• TASK DESCRIPTION
Below are records; work out how many of their lines contain "this" and give only that number.

• Source records
******************************
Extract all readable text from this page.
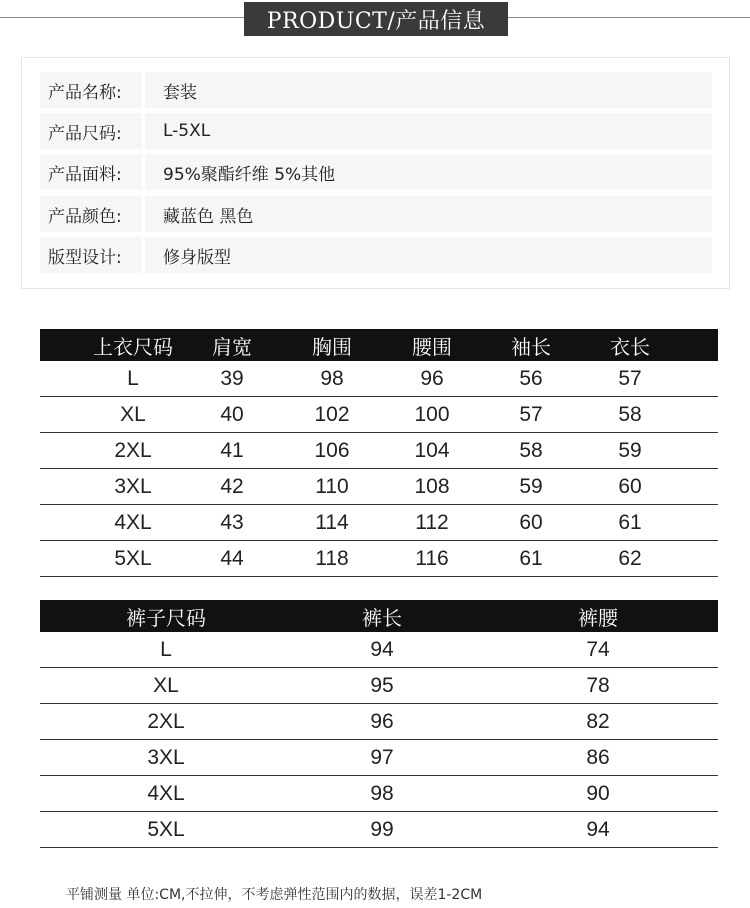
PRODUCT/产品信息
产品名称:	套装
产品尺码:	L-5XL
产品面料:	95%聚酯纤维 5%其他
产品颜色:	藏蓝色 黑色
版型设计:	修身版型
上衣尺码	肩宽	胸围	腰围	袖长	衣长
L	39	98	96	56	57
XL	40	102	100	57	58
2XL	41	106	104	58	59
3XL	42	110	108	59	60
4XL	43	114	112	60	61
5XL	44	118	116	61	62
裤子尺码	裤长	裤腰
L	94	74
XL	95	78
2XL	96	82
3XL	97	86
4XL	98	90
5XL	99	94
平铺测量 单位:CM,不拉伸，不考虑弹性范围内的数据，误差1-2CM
******************************
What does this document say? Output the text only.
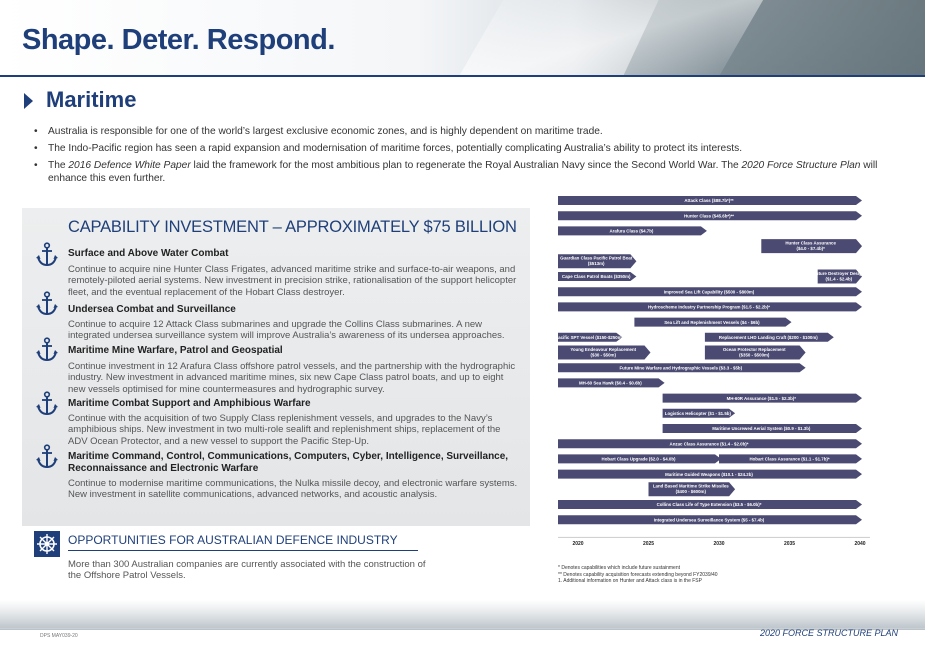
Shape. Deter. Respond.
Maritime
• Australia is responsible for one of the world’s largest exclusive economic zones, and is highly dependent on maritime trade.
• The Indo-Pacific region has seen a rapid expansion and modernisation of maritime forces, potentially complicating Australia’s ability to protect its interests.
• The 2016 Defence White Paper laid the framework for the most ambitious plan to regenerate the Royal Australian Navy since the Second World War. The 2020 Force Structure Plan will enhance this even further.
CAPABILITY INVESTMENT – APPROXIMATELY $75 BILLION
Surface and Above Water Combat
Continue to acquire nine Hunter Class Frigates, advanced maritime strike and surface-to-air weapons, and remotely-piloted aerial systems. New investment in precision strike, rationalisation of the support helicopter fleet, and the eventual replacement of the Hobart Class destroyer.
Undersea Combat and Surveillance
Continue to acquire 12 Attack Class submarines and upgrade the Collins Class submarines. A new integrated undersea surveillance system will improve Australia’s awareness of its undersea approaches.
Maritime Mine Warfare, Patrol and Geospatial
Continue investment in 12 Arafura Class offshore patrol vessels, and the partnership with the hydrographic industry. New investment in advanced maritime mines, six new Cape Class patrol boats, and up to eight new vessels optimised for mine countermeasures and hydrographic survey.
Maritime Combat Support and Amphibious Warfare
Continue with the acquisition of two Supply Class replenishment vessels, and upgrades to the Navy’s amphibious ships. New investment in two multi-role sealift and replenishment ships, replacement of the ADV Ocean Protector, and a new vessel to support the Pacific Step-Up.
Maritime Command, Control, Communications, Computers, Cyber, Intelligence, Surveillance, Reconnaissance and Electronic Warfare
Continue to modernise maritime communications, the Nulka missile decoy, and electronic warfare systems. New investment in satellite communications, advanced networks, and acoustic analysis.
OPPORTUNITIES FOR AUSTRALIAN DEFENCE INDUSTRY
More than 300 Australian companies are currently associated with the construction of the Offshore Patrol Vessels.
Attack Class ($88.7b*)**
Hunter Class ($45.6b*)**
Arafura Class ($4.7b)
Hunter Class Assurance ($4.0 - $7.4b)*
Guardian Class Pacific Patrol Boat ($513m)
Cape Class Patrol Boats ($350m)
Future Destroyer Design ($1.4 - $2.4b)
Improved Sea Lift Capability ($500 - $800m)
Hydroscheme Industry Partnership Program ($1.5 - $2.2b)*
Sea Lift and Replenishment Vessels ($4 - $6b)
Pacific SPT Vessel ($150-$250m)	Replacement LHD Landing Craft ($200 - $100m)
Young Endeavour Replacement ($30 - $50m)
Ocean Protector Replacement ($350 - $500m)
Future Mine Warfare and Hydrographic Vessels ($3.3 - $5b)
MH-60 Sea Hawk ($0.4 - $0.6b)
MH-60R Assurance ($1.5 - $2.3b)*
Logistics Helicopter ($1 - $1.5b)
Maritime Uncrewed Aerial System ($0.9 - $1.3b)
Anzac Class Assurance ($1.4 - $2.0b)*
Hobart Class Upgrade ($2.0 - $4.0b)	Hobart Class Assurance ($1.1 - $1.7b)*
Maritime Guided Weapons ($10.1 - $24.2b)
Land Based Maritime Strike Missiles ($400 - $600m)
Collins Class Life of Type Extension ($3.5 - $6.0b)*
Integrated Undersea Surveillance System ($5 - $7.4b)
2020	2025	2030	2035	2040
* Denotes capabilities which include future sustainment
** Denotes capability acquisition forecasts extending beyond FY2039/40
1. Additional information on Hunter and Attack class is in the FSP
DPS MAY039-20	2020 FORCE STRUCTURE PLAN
******************************
• TASK RESULT
3